### Challenge
Every line that holds the string "title" is to be identified and copied.

— Start —

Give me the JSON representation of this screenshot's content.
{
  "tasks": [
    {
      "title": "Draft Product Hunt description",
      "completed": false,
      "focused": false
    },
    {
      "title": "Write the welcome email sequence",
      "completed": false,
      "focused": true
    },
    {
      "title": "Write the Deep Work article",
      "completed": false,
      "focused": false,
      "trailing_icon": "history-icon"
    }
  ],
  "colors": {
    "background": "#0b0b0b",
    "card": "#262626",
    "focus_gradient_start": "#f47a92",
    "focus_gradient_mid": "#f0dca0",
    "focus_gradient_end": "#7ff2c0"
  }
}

— End —

### Expected answer
      "title": "Draft Product Hunt description",
      "title": "Write the welcome email sequence",
      "title": "Write the Deep Work article",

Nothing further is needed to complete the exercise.